• [Your instructions] Every line with the word "replace" in it should be extracted from the data that follows.

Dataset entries
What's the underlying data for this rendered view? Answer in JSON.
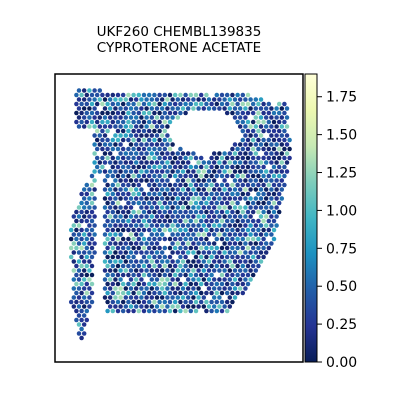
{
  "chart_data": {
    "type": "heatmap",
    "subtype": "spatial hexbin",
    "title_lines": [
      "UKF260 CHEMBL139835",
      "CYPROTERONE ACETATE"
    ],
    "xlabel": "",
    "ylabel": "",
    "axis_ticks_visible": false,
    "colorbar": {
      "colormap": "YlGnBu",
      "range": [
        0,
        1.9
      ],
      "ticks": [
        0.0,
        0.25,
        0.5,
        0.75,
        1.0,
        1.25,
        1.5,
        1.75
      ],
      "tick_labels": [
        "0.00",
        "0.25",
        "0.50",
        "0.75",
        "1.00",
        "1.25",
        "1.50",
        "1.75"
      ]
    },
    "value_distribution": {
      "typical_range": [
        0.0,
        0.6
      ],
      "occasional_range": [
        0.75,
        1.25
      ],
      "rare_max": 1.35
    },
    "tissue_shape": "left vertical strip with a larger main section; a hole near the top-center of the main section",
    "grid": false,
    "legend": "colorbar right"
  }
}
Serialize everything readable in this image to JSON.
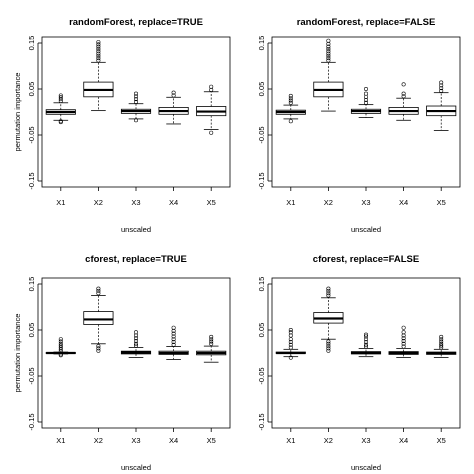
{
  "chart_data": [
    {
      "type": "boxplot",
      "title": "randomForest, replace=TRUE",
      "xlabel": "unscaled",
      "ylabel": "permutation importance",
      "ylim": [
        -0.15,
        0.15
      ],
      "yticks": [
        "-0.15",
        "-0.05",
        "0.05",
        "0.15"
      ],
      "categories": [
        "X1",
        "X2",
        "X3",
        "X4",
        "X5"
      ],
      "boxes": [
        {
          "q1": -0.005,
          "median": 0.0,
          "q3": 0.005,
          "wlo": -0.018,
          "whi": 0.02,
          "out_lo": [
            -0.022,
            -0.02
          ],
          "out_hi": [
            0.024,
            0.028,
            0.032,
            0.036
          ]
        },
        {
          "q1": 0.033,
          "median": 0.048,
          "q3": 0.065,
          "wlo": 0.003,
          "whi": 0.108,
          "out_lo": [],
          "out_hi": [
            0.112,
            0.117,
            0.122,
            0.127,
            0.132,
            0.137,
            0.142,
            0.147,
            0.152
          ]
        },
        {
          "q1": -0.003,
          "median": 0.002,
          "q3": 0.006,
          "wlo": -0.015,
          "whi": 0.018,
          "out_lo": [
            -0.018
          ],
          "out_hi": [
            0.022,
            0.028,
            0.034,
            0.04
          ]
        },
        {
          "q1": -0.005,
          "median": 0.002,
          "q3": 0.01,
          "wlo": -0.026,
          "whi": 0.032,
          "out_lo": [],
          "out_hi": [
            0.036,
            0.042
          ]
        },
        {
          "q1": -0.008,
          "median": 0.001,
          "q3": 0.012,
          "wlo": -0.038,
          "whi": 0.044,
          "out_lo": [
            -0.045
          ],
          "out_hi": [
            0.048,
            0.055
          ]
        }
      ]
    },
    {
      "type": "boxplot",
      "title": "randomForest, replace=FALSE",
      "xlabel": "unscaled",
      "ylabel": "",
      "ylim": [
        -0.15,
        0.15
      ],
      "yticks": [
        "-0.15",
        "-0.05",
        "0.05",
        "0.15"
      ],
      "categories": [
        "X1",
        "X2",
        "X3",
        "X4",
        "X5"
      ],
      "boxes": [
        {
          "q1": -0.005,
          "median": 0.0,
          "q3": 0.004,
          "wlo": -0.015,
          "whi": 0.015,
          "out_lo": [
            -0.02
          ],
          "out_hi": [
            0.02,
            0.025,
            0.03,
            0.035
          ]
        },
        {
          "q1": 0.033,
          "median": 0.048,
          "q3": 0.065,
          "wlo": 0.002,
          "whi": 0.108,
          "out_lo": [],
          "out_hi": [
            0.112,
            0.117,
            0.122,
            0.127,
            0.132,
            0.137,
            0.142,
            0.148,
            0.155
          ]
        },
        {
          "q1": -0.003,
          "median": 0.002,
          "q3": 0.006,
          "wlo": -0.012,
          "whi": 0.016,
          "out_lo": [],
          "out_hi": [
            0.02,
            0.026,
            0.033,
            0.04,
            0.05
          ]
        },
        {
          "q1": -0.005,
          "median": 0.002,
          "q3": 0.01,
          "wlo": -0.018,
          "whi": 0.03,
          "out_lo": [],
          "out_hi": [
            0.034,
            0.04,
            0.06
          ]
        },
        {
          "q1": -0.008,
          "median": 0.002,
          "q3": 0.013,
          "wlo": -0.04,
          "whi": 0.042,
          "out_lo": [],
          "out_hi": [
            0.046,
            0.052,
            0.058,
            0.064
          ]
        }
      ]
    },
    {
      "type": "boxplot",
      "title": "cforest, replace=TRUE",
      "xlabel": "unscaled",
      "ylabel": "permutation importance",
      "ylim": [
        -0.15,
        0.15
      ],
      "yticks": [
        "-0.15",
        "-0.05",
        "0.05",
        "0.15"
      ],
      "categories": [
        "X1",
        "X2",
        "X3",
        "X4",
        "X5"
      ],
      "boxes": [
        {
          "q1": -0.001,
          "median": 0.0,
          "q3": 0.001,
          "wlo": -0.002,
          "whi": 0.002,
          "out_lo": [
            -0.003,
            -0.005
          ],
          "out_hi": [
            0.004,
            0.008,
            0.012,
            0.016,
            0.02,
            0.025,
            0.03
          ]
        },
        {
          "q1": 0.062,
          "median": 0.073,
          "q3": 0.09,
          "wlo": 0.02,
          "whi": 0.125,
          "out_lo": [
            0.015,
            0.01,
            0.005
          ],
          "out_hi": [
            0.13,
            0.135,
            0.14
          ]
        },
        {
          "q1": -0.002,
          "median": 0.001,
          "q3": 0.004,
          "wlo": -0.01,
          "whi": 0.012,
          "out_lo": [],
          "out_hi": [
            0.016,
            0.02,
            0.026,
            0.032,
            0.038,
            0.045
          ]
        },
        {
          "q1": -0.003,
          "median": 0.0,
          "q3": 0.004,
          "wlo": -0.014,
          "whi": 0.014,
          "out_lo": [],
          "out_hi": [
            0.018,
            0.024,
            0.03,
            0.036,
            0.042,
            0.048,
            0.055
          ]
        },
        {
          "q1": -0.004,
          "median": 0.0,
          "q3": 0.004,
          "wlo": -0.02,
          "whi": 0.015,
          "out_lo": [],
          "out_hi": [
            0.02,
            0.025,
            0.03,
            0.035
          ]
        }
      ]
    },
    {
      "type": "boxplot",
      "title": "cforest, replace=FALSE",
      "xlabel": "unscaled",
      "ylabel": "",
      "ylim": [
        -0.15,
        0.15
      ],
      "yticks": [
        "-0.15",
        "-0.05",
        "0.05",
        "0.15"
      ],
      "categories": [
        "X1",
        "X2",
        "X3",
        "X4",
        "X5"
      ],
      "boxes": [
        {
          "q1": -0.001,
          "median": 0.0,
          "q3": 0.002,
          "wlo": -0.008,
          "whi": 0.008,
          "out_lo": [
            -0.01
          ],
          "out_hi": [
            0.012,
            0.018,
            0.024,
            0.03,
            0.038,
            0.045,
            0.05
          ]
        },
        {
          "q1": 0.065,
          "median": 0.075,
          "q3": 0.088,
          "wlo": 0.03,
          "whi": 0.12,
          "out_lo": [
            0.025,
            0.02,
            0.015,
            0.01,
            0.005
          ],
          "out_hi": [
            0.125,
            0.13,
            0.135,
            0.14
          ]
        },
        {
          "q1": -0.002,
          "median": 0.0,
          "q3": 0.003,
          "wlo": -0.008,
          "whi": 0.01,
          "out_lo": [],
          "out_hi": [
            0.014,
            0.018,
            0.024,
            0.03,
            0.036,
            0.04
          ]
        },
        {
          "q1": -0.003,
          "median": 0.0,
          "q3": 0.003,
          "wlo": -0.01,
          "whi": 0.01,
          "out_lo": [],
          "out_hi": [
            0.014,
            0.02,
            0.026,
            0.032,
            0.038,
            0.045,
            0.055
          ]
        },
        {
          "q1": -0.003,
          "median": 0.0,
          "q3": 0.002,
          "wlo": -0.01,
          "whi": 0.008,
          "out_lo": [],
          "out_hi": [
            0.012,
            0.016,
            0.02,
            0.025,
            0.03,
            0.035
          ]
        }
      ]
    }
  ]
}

• [Output for this exercise]
      "title": "randomForest, replace=TRUE",
      "title": "randomForest, replace=FALSE",
      "title": "cforest, replace=TRUE",
      "title": "cforest, replace=FALSE",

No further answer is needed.